> **Passage to read**:

*** Begin section ***

David E. Wennberg, M.D., M.P.H., of the Maine Medical Assessment Foundation, and his colleagues analyzed procedure data for all Medicare beneficiaries in northern New England (Maine, New Hampshire, and Vermont) who were treated in 12 coronary angiography service areas in 1992 and 1993. They calculated total stress tests (imaging and nonimaging), coronary angiography, and revascularization procedures. Slightly more than half of the 12,553 Medicare patients who had an imaging stress test subsequently underwent coronary angiography (7,117), and nearly half (3,874) of those who had angiography later underwent coronary revascularization.

These findings suggest that the decision to test is remarkably close to being a decision to treat, according to the researchers. They point out that this cascade of events is more likely to occur when there are differences of opinion about which interventions are appropriate. The researchers conclude that local diagnostic intensity is a critical link to the risk of therapeutic interventions in coronary heart disease.

Details are in "The association between local diagnostic testing intensity and invasive cardiac procedures," by David E. Wennberg, M.D., M.P.H., Merle A. Kellett, M.D., John D. Dickens, Jr., and others, in the April 17, 1996 Journal of the American Medical Association 275(15), pp. 1161-1164.

Physicians vary by specialty in their use of life-sustaining treatments for patients with end-stage disease

Cardiologists are the least likely physicians to withhold or withdraw life sustaining treatment for their patients, and when presented with hypothetical cases, they are more aggressive in their recommendations for such treatment. Oncologists, on the other hand, are more apt to withhold treatment than other physicians and more willing to recommend withholding treatment for the same hypothetical cases.

These differences most likely are due to the lessons the physicians have learned from the practice of their specialties. Cardiologists may view cardiopulmonary resuscitation (CPR) and intensive care favorably because they work well for patients with acute heart disease. On the other hand, cancer patients are unlikely to survive CPR, and oncologists have learned to be conservative in recommending its use, according to researchers at the University of North Carolina at Chapel Hill.

In a study supported in part by the Agency for Health Care Policy and Research (HS06655), they interviewed 158 physicians who cared for hospitalized patients with end-stage congestive heart failure, chronic obstructive pulmonary disease (COPD), cancer, or cirrhosis of the liver to assess the physicians' thresholds for use of specific life-sustaining treatments. The researchers then followed up to determine which decisions were made regarding use or withholding of CPR, ventilator support, or intensive care.

*** End section ***

> **Tasks to complete**:
[1] According to the research summaries, how many of the Medicare patients who had an imaging stress test went on to undergo coronary angiography?
[2] List every end-stage condition that the research summaries name for the hospitalized patients in the University of North Carolina study.
[3] Reproduce everything in the research summaries from "These findings suggest" down to "275(15), pp. 1161-1164.", renaming "cascade of events" to "chain of events".
The listing that follows has no connection to the research summaries.

> **Data section**:
*** Begin section ***

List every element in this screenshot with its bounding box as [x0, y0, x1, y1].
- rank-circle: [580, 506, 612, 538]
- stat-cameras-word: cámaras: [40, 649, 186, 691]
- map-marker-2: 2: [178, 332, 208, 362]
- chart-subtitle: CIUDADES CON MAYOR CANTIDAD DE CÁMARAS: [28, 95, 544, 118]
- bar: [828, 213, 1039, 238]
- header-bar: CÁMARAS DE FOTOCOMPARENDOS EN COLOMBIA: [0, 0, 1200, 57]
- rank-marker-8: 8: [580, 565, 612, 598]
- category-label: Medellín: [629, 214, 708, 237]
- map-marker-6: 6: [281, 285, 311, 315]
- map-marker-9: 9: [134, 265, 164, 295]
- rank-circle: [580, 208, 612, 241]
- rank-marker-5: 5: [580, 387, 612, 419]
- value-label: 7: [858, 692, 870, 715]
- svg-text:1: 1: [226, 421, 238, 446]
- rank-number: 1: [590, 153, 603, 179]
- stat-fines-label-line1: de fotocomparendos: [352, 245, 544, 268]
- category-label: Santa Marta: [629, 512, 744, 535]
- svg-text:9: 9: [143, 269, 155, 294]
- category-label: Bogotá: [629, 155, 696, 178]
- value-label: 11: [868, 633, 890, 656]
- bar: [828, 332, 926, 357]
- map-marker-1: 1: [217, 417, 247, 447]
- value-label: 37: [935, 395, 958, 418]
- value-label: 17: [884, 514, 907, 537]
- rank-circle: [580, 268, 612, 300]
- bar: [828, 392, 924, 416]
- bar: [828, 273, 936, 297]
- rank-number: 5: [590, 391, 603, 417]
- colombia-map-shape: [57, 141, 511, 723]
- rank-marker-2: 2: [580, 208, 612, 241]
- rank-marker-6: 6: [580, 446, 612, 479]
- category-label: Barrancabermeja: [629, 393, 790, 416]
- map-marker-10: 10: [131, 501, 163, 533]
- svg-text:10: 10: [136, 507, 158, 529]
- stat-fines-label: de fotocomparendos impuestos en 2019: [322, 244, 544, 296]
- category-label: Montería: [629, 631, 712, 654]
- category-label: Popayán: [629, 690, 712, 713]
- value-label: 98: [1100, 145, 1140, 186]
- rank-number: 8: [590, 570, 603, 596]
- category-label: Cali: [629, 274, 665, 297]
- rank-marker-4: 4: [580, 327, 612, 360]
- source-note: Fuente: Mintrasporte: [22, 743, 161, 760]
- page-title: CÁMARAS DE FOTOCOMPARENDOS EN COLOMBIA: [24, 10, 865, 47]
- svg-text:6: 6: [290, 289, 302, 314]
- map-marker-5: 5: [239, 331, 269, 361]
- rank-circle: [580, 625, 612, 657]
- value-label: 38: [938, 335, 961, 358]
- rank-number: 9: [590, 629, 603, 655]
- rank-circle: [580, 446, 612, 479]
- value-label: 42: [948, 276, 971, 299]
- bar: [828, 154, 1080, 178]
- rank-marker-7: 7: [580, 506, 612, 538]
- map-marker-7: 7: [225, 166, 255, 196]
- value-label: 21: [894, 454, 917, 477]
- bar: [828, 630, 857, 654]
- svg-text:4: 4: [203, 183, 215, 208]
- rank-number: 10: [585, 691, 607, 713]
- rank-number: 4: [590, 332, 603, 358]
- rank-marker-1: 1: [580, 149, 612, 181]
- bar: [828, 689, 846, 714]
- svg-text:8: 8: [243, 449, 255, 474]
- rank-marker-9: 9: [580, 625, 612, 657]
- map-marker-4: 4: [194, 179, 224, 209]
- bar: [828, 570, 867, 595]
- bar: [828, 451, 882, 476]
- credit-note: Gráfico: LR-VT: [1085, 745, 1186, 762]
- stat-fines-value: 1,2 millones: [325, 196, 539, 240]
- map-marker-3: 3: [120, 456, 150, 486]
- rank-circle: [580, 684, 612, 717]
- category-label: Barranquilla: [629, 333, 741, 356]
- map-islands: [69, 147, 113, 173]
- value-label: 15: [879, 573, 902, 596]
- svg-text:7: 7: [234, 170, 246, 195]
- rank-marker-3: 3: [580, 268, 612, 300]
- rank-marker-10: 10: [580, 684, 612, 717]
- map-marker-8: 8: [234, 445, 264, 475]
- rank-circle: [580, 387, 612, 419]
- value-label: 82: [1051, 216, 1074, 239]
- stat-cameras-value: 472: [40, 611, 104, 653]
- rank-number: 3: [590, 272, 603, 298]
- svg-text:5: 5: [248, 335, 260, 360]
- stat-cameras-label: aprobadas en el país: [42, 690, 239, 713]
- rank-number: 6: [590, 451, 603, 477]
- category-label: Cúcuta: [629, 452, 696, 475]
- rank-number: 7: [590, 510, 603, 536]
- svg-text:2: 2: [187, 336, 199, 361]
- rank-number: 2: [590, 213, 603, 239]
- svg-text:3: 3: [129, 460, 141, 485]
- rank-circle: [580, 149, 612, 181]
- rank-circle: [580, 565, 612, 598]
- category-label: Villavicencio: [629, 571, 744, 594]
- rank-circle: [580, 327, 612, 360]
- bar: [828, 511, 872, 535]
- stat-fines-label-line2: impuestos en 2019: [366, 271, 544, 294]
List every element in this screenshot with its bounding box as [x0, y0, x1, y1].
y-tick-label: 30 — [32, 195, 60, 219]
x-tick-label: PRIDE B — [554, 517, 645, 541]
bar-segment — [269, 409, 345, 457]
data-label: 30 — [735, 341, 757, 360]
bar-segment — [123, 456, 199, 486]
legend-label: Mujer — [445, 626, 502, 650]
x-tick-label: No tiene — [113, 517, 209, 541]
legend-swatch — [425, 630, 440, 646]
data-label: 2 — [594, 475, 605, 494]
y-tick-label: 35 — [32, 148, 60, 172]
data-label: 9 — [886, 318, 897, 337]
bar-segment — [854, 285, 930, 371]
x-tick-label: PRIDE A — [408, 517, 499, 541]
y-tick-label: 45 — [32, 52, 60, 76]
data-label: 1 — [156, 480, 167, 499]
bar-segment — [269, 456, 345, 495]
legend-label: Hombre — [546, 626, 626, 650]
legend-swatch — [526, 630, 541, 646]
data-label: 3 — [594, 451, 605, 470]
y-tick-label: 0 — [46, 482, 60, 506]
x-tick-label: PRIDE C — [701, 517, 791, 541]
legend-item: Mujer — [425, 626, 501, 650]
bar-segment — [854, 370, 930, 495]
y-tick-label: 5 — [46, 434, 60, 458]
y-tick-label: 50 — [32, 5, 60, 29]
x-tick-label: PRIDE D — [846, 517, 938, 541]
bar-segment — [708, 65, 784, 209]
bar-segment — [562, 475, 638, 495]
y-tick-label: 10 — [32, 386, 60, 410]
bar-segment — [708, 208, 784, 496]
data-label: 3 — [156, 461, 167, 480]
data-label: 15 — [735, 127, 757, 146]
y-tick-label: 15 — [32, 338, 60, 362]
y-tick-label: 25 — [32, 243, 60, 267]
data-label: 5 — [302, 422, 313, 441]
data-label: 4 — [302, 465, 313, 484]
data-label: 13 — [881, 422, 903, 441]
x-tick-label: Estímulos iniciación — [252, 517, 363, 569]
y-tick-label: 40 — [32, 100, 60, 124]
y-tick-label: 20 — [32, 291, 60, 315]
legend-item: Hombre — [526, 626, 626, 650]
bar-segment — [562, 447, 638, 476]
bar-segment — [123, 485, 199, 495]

*** End section ***

> **Answers provided**:
[1] 7,117 patients.

[2]
- Congestive heart failure
- Chronic obstructive pulmonary disease (COPD)
- Cancer
- Cirrhosis of the liver

[3]
These findings suggest that the decision to test is remarkably close to being a decision to treat, according to the researchers. They point out that this chain of events is more likely to occur when there are differences of opinion about which interventions are appropriate. The researchers conclude that local diagnostic intensity is a critical link to the risk of therapeutic interventions in coronary heart disease.

Details are in "The association between local diagnostic testing intensity and invasive cardiac procedures," by David E. Wennberg, M.D., M.P.H., Merle A. Kellett, M.D., John D. Dickens, Jr., and others, in the April 17, 1996 Journal of the American Medical Association 275(15), pp. 1161-1164.